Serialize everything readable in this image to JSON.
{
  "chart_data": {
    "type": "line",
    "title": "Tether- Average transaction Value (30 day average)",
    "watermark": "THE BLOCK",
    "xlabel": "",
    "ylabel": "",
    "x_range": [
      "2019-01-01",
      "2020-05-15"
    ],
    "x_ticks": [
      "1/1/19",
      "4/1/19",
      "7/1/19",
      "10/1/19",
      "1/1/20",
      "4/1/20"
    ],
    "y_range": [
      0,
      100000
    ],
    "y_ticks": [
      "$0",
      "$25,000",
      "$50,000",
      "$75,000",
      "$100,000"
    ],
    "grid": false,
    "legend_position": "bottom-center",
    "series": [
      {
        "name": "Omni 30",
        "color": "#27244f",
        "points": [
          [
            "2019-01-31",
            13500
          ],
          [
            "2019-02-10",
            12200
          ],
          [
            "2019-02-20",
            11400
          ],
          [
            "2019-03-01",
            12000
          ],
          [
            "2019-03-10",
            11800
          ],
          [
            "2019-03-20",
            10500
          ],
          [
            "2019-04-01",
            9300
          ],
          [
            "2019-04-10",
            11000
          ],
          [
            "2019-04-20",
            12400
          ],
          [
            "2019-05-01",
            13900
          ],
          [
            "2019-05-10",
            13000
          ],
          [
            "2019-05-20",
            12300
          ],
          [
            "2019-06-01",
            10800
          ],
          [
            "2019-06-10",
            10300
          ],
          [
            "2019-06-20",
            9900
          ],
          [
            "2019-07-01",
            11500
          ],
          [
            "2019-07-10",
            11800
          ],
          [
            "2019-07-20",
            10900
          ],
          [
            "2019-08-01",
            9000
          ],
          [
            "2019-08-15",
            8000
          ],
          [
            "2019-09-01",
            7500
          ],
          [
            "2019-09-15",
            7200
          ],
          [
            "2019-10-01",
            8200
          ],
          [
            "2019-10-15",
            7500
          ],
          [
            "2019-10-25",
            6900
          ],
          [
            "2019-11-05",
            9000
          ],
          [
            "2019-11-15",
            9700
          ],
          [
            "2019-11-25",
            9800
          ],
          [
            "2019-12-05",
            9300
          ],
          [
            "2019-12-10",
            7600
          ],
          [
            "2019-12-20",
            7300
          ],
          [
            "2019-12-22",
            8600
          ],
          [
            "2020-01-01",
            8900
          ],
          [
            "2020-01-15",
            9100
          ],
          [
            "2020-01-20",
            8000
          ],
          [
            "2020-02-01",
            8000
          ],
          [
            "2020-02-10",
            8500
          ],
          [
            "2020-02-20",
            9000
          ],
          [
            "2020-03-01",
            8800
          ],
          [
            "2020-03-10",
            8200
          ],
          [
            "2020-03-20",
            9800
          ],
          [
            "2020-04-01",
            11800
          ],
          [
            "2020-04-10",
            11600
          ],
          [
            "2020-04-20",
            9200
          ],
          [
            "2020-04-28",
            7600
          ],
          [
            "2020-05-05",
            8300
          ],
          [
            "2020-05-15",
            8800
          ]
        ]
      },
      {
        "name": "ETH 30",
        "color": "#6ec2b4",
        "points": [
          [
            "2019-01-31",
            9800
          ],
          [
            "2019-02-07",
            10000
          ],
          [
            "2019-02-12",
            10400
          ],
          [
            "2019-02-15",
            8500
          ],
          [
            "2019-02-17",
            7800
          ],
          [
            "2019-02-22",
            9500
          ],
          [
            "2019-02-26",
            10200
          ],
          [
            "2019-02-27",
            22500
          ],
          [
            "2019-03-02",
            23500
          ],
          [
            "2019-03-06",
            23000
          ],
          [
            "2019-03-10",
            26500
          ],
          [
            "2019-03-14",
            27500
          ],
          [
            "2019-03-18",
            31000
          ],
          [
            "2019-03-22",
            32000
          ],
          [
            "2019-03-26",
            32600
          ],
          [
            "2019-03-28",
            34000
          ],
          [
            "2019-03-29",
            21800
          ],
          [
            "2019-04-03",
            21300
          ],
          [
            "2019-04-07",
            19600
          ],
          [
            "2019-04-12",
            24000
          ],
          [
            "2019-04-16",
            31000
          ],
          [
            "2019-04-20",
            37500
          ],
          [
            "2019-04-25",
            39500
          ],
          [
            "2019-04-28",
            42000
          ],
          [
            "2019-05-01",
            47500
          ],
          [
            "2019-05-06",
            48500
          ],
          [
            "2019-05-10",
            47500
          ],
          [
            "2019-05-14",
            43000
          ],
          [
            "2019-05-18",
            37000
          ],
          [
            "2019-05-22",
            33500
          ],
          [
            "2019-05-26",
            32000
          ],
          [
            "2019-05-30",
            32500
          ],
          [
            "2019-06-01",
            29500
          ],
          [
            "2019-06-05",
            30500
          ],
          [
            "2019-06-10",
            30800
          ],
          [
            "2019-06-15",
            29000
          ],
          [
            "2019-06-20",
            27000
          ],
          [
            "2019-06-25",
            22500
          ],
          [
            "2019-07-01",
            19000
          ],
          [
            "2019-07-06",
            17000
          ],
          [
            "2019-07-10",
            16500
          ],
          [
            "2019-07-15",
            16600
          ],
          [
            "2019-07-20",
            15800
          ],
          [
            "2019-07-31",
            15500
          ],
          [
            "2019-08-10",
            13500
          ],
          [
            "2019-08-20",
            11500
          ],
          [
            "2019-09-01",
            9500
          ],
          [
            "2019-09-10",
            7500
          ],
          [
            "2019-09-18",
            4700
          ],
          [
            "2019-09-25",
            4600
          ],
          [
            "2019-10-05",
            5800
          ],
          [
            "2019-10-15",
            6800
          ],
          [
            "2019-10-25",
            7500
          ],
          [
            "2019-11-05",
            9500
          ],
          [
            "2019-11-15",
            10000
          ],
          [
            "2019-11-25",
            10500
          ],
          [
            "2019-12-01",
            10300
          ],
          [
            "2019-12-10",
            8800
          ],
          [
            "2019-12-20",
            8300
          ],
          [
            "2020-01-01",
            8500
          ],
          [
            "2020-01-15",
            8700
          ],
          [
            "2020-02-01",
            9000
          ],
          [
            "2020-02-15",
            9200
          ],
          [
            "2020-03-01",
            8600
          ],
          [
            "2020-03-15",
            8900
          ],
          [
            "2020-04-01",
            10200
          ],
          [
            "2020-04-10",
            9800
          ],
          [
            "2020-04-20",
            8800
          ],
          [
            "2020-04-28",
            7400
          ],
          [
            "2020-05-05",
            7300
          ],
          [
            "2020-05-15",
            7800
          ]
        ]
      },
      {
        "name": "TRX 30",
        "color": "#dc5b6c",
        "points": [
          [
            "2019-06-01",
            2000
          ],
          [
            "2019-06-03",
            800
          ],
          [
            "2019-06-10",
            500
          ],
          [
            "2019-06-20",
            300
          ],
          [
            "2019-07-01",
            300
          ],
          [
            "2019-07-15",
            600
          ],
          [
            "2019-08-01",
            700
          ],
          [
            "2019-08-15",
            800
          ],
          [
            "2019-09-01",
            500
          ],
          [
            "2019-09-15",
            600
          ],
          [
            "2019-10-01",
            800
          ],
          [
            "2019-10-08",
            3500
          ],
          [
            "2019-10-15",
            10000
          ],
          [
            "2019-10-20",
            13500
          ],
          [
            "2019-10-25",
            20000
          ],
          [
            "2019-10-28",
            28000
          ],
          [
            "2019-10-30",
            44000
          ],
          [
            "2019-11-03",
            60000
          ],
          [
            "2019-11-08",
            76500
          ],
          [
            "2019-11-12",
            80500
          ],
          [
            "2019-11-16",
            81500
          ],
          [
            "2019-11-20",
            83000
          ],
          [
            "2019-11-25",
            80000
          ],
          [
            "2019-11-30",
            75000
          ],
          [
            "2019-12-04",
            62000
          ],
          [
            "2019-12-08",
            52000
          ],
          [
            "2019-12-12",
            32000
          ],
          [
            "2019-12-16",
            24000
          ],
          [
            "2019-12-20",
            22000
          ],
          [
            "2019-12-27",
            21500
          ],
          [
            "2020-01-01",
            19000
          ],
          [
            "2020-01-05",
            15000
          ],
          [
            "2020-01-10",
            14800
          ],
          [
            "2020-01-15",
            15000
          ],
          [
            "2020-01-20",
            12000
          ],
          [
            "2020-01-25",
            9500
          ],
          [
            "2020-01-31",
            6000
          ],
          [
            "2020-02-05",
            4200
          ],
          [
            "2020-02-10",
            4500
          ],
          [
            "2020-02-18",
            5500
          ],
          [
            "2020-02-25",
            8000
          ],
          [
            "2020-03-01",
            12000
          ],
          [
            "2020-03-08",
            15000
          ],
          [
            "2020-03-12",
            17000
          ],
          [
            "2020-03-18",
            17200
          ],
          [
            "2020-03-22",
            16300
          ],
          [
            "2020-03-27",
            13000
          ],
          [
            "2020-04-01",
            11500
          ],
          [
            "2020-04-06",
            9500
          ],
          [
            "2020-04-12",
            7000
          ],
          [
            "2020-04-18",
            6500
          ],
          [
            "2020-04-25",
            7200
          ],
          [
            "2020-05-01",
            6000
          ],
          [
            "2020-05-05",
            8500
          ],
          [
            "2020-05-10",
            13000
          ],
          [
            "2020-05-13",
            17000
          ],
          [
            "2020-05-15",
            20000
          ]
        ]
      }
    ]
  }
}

[Request]
Where does the word "color" appear in the listing? List each line that holds it.

[Written reply]
        "color": "#27244f",
        "color": "#6ec2b4",
        "color": "#dc5b6c",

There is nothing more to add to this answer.